> AIM
Copy the data that follows exactly. Include no pictures.

-- START OF SUPPLIED INFORMATION --

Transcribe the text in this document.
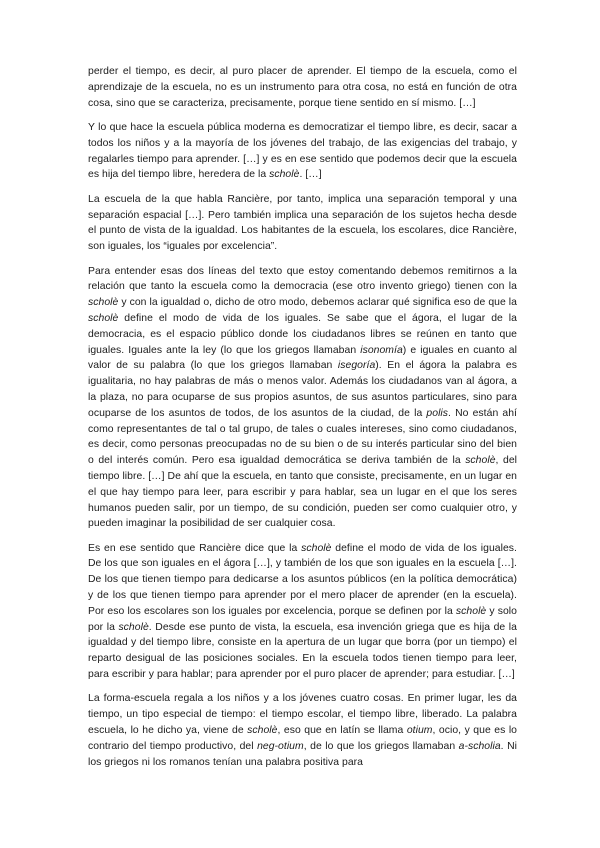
perder el tiempo, es decir, al puro placer de aprender. El tiempo de la escuela, como el aprendizaje de la escuela, no es un instrumento para otra cosa, no está en función de otra cosa, sino que se caracteriza, precisamente, porque tiene sentido en sí mismo. […]

Y lo que hace la escuela pública moderna es democratizar el tiempo libre, es decir, sacar a todos los niños y a la mayoría de los jóvenes del trabajo, de las exigencias del trabajo, y regalarles tiempo para aprender. […] y es en ese sentido que podemos decir que la escuela es hija del tiempo libre, heredera de la scholè. […]

La escuela de la que habla Rancière, por tanto, implica una separación temporal y una separación espacial […]. Pero también implica una separación de los sujetos hecha desde el punto de vista de la igualdad. Los habitantes de la escuela, los escolares, dice Rancière, son iguales, los “iguales por excelencia”.

Para entender esas dos líneas del texto que estoy comentando debemos remitirnos a la relación que tanto la escuela como la democracia (ese otro invento griego) tienen con la scholè y con la igualdad o, dicho de otro modo, debemos aclarar qué significa eso de que la scholè define el modo de vida de los iguales. Se sabe que el ágora, el lugar de la democracia, es el espacio público donde los ciudadanos libres se reúnen en tanto que iguales. Iguales ante la ley (lo que los griegos llamaban isonomía) e iguales en cuanto al valor de su palabra (lo que los griegos llamaban isegoría). En el ágora la palabra es igualitaria, no hay palabras de más o menos valor. Además los ciudadanos van al ágora, a la plaza, no para ocuparse de sus propios asuntos, de sus asuntos particulares, sino para ocuparse de los asuntos de todos, de los asuntos de la ciudad, de la polis. No están ahí como representantes de tal o tal grupo, de tales o cuales intereses, sino como ciudadanos, es decir, como personas preocupadas no de su bien o de su interés particular sino del bien o del interés común. Pero esa igualdad democrática se deriva también de la scholè, del tiempo libre. […] De ahí que la escuela, en tanto que consiste, precisamente, en un lugar en el que hay tiempo para leer, para escribir y para hablar, sea un lugar en el que los seres humanos pueden salir, por un tiempo, de su condición, pueden ser como cualquier otro, y pueden imaginar la posibilidad de ser cualquier cosa.

Es en ese sentido que Rancière dice que la scholè define el modo de vida de los iguales. De los que son iguales en el ágora […], y también de los que son iguales en la escuela […]. De los que tienen tiempo para dedicarse a los asuntos públicos (en la política democrática) y de los que tienen tiempo para aprender por el mero placer de aprender (en la escuela). Por eso los escolares son los iguales por excelencia, porque se definen por la scholè y solo por la scholè. Desde ese punto de vista, la escuela, esa invención griega que es hija de la igualdad y del tiempo libre, consiste en la apertura de un lugar que borra (por un tiempo) el reparto desigual de las posiciones sociales. En la escuela todos tienen tiempo para leer, para escribir y para hablar; para aprender por el puro placer de aprender; para estudiar. […]

La forma-escuela regala a los niños y a los jóvenes cuatro cosas. En primer lugar, les da tiempo, un tipo especial de tiempo: el tiempo escolar, el tiempo libre, liberado. La palabra escuela, lo he dicho ya, viene de scholè, eso que en latín se llama otium, ocio, y que es lo contrario del tiempo productivo, del neg-otium, de lo que los griegos llamaban a-scholia. Ni los griegos ni los romanos tenían una palabra positiva para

-- END OF SUPPLIED INFORMATION --

> THE ANSWER
Transcribe the text in this document.
perder el tiempo, es decir, al puro placer de aprender. El tiempo de la escuela, como el aprendizaje de la escuela, no es un instrumento para otra cosa, no está en función de otra cosa, sino que se caracteriza, precisamente, porque tiene sentido en sí mismo. […]

Y lo que hace la escuela pública moderna es democratizar el tiempo libre, es decir, sacar a todos los niños y a la mayoría de los jóvenes del trabajo, de las exigencias del trabajo, y regalarles tiempo para aprender. […] y es en ese sentido que podemos decir que la escuela es hija del tiempo libre, heredera de la scholè. […]

La escuela de la que habla Rancière, por tanto, implica una separación temporal y una separación espacial […]. Pero también implica una separación de los sujetos hecha desde el punto de vista de la igualdad. Los habitantes de la escuela, los escolares, dice Rancière, son iguales, los “iguales por excelencia”.

Para entender esas dos líneas del texto que estoy comentando debemos remitirnos a la relación que tanto la escuela como la democracia (ese otro invento griego) tienen con la scholè y con la igualdad o, dicho de otro modo, debemos aclarar qué significa eso de que la scholè define el modo de vida de los iguales. Se sabe que el ágora, el lugar de la democracia, es el espacio público donde los ciudadanos libres se reúnen en tanto que iguales. Iguales ante la ley (lo que los griegos llamaban isonomía) e iguales en cuanto al valor de su palabra (lo que los griegos llamaban isegoría). En el ágora la palabra es igualitaria, no hay palabras de más o menos valor. Además los ciudadanos van al ágora, a la plaza, no para ocuparse de sus propios asuntos, de sus asuntos particulares, sino para ocuparse de los asuntos de todos, de los asuntos de la ciudad, de la polis. No están ahí como representantes de tal o tal grupo, de tales o cuales intereses, sino como ciudadanos, es decir, como personas preocupadas no de su bien o de su interés particular sino del bien o del interés común. Pero esa igualdad democrática se deriva también de la scholè, del tiempo libre. […] De ahí que la escuela, en tanto que consiste, precisamente, en un lugar en el que hay tiempo para leer, para escribir y para hablar, sea un lugar en el que los seres humanos pueden salir, por un tiempo, de su condición, pueden ser como cualquier otro, y pueden imaginar la posibilidad de ser cualquier cosa.

Es en ese sentido que Rancière dice que la scholè define el modo de vida de los iguales. De los que son iguales en el ágora […], y también de los que son iguales en la escuela […]. De los que tienen tiempo para dedicarse a los asuntos públicos (en la política democrática) y de los que tienen tiempo para aprender por el mero placer de aprender (en la escuela). Por eso los escolares son los iguales por excelencia, porque se definen por la scholè y solo por la scholè. Desde ese punto de vista, la escuela, esa invención griega que es hija de la igualdad y del tiempo libre, consiste en la apertura de un lugar que borra (por un tiempo) el reparto desigual de las posiciones sociales. En la escuela todos tienen tiempo para leer, para escribir y para hablar; para aprender por el puro placer de aprender; para estudiar. […]

La forma-escuela regala a los niños y a los jóvenes cuatro cosas. En primer lugar, les da tiempo, un tipo especial de tiempo: el tiempo escolar, el tiempo libre, liberado. La palabra escuela, lo he dicho ya, viene de scholè, eso que en latín se llama otium, ocio, y que es lo contrario del tiempo productivo, del neg-otium, de lo que los griegos llamaban a-scholia. Ni los griegos ni los romanos tenían una palabra positiva para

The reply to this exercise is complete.